== Activity ==
An exact copy of every entry is needed, with no images.

[Extracts from a graphics dataset]
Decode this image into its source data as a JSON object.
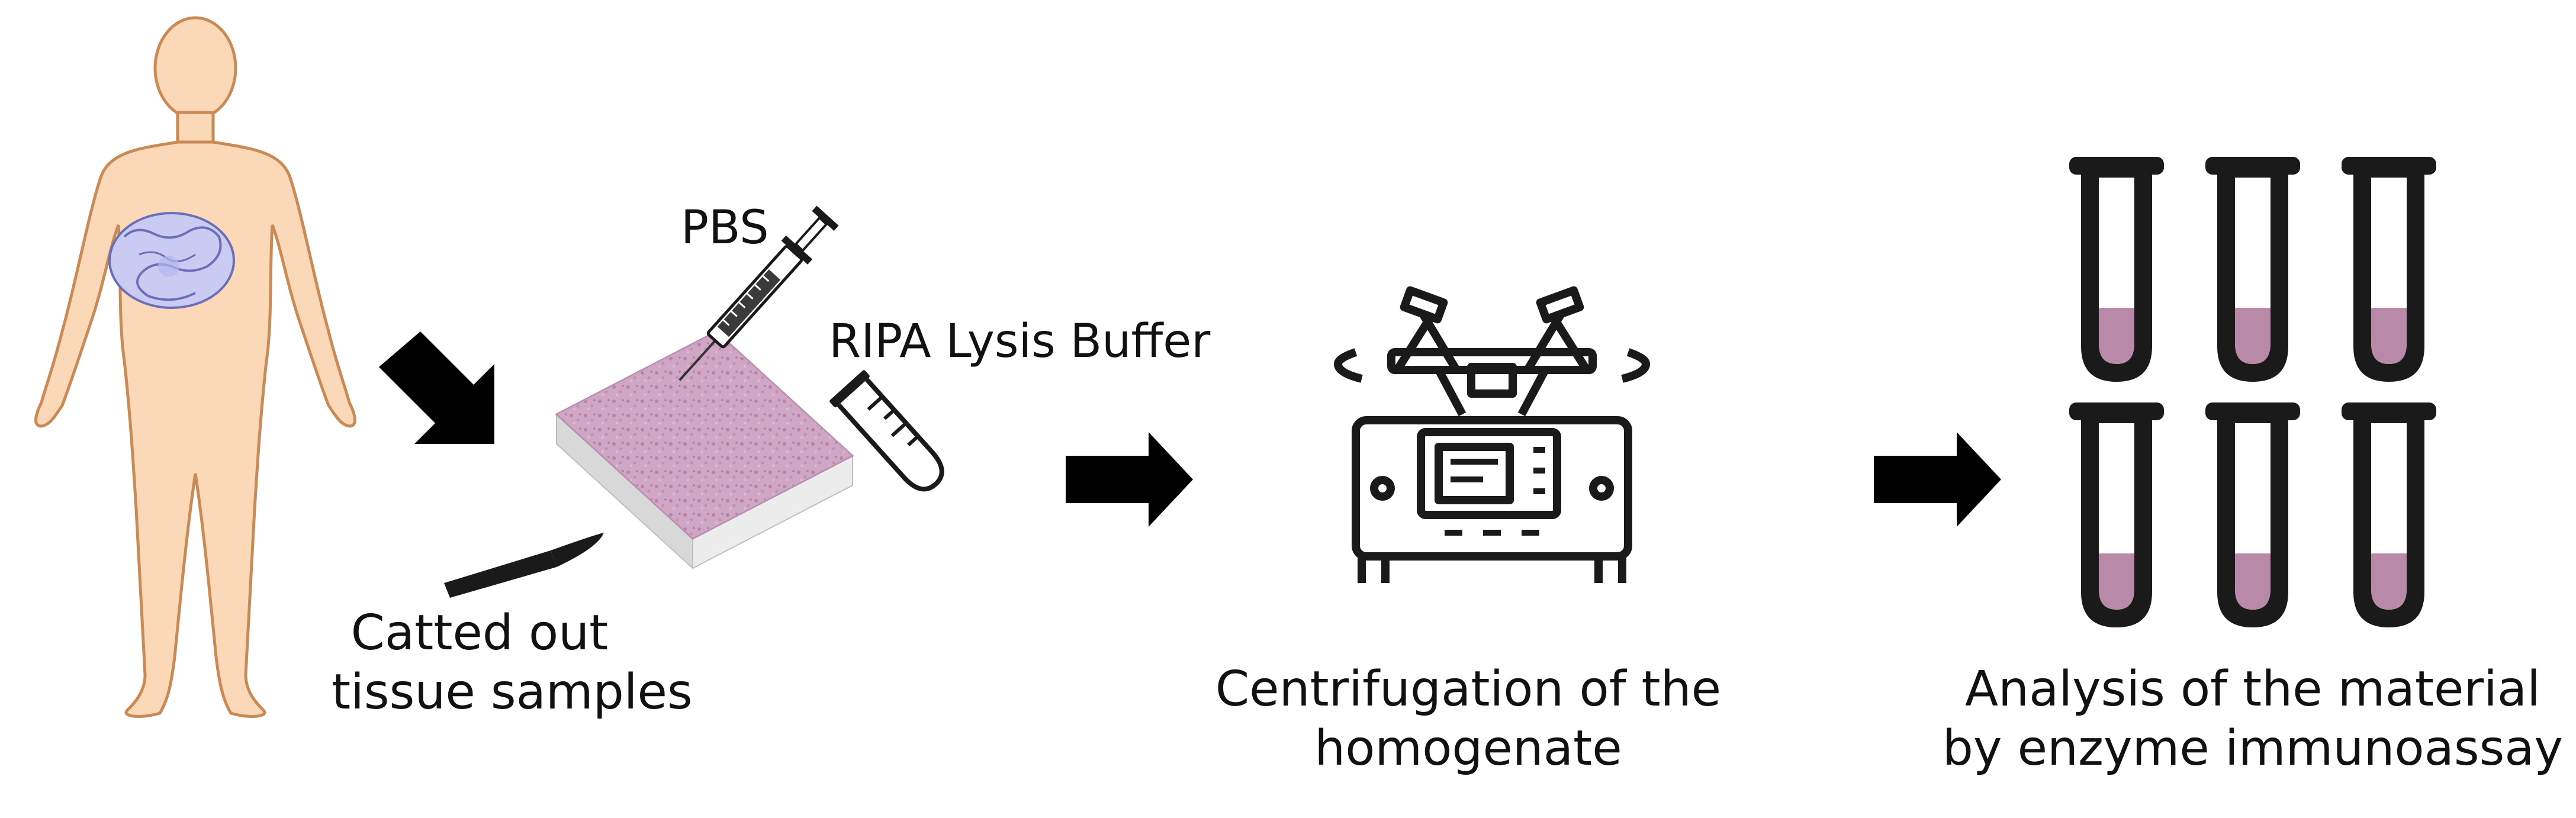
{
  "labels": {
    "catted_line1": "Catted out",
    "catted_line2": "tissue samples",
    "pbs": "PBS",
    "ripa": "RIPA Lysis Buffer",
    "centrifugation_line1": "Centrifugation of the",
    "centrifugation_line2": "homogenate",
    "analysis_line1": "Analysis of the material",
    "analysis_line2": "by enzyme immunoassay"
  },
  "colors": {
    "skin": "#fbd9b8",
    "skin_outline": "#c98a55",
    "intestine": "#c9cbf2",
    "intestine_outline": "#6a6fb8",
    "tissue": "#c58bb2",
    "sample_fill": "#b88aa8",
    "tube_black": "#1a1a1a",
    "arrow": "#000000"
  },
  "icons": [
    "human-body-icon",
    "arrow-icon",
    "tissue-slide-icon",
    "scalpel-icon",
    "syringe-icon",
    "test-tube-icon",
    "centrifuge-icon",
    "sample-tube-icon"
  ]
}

== Solution ==
Decode this image into its source data as a JSON object.
{
  "labels": {
    "catted_line1": "Catted out",
    "catted_line2": "tissue samples",
    "pbs": "PBS",
    "ripa": "RIPA Lysis Buffer",
    "centrifugation_line1": "Centrifugation of the",
    "centrifugation_line2": "homogenate",
    "analysis_line1": "Analysis of the material",
    "analysis_line2": "by enzyme immunoassay"
  },
  "colors": {
    "skin": "#fbd9b8",
    "skin_outline": "#c98a55",
    "intestine": "#c9cbf2",
    "intestine_outline": "#6a6fb8",
    "tissue": "#c58bb2",
    "sample_fill": "#b88aa8",
    "tube_black": "#1a1a1a",
    "arrow": "#000000"
  },
  "icons": [
    "human-body-icon",
    "arrow-icon",
    "tissue-slide-icon",
    "scalpel-icon",
    "syringe-icon",
    "test-tube-icon",
    "centrifuge-icon",
    "sample-tube-icon"
  ]
}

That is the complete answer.